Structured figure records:
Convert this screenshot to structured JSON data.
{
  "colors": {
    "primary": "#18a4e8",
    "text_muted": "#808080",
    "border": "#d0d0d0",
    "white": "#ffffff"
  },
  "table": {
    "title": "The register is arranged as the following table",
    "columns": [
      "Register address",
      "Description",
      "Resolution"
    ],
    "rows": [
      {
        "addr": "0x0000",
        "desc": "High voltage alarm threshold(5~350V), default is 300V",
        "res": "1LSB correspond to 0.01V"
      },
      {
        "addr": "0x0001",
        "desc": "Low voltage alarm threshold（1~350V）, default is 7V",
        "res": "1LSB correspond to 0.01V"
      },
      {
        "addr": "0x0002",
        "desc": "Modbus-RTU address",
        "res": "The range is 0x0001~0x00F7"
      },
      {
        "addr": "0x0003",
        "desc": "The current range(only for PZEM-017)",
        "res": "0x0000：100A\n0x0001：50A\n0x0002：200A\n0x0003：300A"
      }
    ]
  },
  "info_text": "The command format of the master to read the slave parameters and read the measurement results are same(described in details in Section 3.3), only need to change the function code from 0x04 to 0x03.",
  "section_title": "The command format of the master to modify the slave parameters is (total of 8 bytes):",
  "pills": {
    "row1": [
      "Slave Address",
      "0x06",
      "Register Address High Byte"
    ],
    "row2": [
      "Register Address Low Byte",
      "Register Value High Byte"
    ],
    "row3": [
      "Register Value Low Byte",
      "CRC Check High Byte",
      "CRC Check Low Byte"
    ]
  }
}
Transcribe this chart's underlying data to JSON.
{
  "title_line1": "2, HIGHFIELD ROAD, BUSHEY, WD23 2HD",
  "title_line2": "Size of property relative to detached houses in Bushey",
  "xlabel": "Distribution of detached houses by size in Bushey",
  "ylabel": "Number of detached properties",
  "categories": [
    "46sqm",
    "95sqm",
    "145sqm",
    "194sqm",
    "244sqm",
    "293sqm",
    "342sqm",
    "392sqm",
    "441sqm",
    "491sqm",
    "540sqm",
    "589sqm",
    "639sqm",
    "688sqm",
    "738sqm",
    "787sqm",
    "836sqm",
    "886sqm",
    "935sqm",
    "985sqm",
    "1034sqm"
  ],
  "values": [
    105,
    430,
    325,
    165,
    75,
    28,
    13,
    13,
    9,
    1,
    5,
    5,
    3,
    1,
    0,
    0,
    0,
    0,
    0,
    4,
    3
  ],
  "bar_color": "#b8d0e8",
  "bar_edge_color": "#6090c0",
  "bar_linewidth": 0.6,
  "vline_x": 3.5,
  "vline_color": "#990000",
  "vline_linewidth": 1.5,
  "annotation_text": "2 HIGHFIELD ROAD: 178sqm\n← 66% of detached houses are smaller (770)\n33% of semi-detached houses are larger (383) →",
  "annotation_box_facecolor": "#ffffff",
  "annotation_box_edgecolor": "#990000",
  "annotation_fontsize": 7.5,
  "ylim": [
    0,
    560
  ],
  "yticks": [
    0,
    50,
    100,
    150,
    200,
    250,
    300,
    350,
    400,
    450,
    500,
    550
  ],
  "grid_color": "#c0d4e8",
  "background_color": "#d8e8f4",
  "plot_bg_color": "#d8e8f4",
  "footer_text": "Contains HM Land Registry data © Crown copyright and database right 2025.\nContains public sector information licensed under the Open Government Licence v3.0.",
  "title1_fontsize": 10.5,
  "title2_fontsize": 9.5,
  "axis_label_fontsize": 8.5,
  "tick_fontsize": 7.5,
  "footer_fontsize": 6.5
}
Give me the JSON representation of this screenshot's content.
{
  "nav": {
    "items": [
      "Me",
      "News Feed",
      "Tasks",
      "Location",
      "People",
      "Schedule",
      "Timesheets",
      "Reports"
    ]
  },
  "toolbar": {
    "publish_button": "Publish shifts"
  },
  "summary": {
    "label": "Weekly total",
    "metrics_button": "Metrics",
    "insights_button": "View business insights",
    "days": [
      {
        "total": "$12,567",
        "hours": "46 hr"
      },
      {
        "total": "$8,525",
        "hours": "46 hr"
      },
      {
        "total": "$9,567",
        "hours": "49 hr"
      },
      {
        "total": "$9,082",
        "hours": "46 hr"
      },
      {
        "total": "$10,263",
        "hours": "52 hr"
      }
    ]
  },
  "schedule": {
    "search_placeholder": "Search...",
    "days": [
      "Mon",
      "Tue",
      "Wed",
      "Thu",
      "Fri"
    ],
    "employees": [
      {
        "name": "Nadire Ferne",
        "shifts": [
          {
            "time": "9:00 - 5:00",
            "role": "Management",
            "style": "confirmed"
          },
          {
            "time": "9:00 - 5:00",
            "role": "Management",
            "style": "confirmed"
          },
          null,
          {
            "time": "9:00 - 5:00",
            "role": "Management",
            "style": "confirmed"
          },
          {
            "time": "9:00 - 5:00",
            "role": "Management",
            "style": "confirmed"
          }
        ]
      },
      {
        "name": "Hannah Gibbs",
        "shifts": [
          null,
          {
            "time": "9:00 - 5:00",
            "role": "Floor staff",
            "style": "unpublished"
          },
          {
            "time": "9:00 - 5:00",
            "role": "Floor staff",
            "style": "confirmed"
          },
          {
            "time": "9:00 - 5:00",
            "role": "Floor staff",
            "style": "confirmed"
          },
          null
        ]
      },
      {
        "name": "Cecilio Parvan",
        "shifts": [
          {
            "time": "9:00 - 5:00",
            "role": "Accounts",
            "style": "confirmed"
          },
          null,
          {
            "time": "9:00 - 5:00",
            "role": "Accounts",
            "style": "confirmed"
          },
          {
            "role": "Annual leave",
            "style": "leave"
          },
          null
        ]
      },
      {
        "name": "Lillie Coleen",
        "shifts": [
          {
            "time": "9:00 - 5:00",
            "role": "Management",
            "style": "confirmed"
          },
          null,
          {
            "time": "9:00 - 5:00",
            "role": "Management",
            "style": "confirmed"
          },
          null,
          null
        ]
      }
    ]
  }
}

• **REQUIRED WORK**:
Each entry above is to be printed again exactly.

• **RESPONSE TO THE TASK**:
Convert this screenshot to structured JSON data.
{
  "colors": {
    "primary": "#18a4e8",
    "text_muted": "#808080",
    "border": "#d0d0d0",
    "white": "#ffffff"
  },
  "table": {
    "title": "The register is arranged as the following table",
    "columns": [
      "Register address",
      "Description",
      "Resolution"
    ],
    "rows": [
      {
        "addr": "0x0000",
        "desc": "High voltage alarm threshold(5~350V), default is 300V",
        "res": "1LSB correspond to 0.01V"
      },
      {
        "addr": "0x0001",
        "desc": "Low voltage alarm threshold（1~350V）, default is 7V",
        "res": "1LSB correspond to 0.01V"
      },
      {
        "addr": "0x0002",
        "desc": "Modbus-RTU address",
        "res": "The range is 0x0001~0x00F7"
      },
      {
        "addr": "0x0003",
        "desc": "The current range(only for PZEM-017)",
        "res": "0x0000：100A\n0x0001：50A\n0x0002：200A\n0x0003：300A"
      }
    ]
  },
  "info_text": "The command format of the master to read the slave parameters and read the measurement results are same(described in details in Section 3.3), only need to change the function code from 0x04 to 0x03.",
  "section_title": "The command format of the master to modify the slave parameters is (total of 8 bytes):",
  "pills": {
    "row1": [
      "Slave Address",
      "0x06",
      "Register Address High Byte"
    ],
    "row2": [
      "Register Address Low Byte",
      "Register Value High Byte"
    ],
    "row3": [
      "Register Value Low Byte",
      "CRC Check High Byte",
      "CRC Check Low Byte"
    ]
  }
}
Transcribe this chart's underlying data to JSON.
{
  "title_line1": "2, HIGHFIELD ROAD, BUSHEY, WD23 2HD",
  "title_line2": "Size of property relative to detached houses in Bushey",
  "xlabel": "Distribution of detached houses by size in Bushey",
  "ylabel": "Number of detached properties",
  "categories": [
    "46sqm",
    "95sqm",
    "145sqm",
    "194sqm",
    "244sqm",
    "293sqm",
    "342sqm",
    "392sqm",
    "441sqm",
    "491sqm",
    "540sqm",
    "589sqm",
    "639sqm",
    "688sqm",
    "738sqm",
    "787sqm",
    "836sqm",
    "886sqm",
    "935sqm",
    "985sqm",
    "1034sqm"
  ],
  "values": [
    105,
    430,
    325,
    165,
    75,
    28,
    13,
    13,
    9,
    1,
    5,
    5,
    3,
    1,
    0,
    0,
    0,
    0,
    0,
    4,
    3
  ],
  "bar_color": "#b8d0e8",
  "bar_edge_color": "#6090c0",
  "bar_linewidth": 0.6,
  "vline_x": 3.5,
  "vline_color": "#990000",
  "vline_linewidth": 1.5,
  "annotation_text": "2 HIGHFIELD ROAD: 178sqm\n← 66% of detached houses are smaller (770)\n33% of semi-detached houses are larger (383) →",
  "annotation_box_facecolor": "#ffffff",
  "annotation_box_edgecolor": "#990000",
  "annotation_fontsize": 7.5,
  "ylim": [
    0,
    560
  ],
  "yticks": [
    0,
    50,
    100,
    150,
    200,
    250,
    300,
    350,
    400,
    450,
    500,
    550
  ],
  "grid_color": "#c0d4e8",
  "background_color": "#d8e8f4",
  "plot_bg_color": "#d8e8f4",
  "footer_text": "Contains HM Land Registry data © Crown copyright and database right 2025.\nContains public sector information licensed under the Open Government Licence v3.0.",
  "title1_fontsize": 10.5,
  "title2_fontsize": 9.5,
  "axis_label_fontsize": 8.5,
  "tick_fontsize": 7.5,
  "footer_fontsize": 6.5
}
Give me the JSON representation of this screenshot's content.
{
  "nav": {
    "items": [
      "Me",
      "News Feed",
      "Tasks",
      "Location",
      "People",
      "Schedule",
      "Timesheets",
      "Reports"
    ]
  },
  "toolbar": {
    "publish_button": "Publish shifts"
  },
  "summary": {
    "label": "Weekly total",
    "metrics_button": "Metrics",
    "insights_button": "View business insights",
    "days": [
      {
        "total": "$12,567",
        "hours": "46 hr"
      },
      {
        "total": "$8,525",
        "hours": "46 hr"
      },
      {
        "total": "$9,567",
        "hours": "49 hr"
      },
      {
        "total": "$9,082",
        "hours": "46 hr"
      },
      {
        "total": "$10,263",
        "hours": "52 hr"
      }
    ]
  },
  "schedule": {
    "search_placeholder": "Search...",
    "days": [
      "Mon",
      "Tue",
      "Wed",
      "Thu",
      "Fri"
    ],
    "employees": [
      {
        "name": "Nadire Ferne",
        "shifts": [
          {
            "time": "9:00 - 5:00",
            "role": "Management",
            "style": "confirmed"
          },
          {
            "time": "9:00 - 5:00",
            "role": "Management",
            "style": "confirmed"
          },
          null,
          {
            "time": "9:00 - 5:00",
            "role": "Management",
            "style": "confirmed"
          },
          {
            "time": "9:00 - 5:00",
            "role": "Management",
            "style": "confirmed"
          }
        ]
      },
      {
        "name": "Hannah Gibbs",
        "shifts": [
          null,
          {
            "time": "9:00 - 5:00",
            "role": "Floor staff",
            "style": "unpublished"
          },
          {
            "time": "9:00 - 5:00",
            "role": "Floor staff",
            "style": "confirmed"
          },
          {
            "time": "9:00 - 5:00",
            "role": "Floor staff",
            "style": "confirmed"
          },
          null
        ]
      },
      {
        "name": "Cecilio Parvan",
        "shifts": [
          {
            "time": "9:00 - 5:00",
            "role": "Accounts",
            "style": "confirmed"
          },
          null,
          {
            "time": "9:00 - 5:00",
            "role": "Accounts",
            "style": "confirmed"
          },
          {
            "role": "Annual leave",
            "style": "leave"
          },
          null
        ]
      },
      {
        "name": "Lillie Coleen",
        "shifts": [
          {
            "time": "9:00 - 5:00",
            "role": "Management",
            "style": "confirmed"
          },
          null,
          {
            "time": "9:00 - 5:00",
            "role": "Management",
            "style": "confirmed"
          },
          null,
          null
        ]
      }
    ]
  }
}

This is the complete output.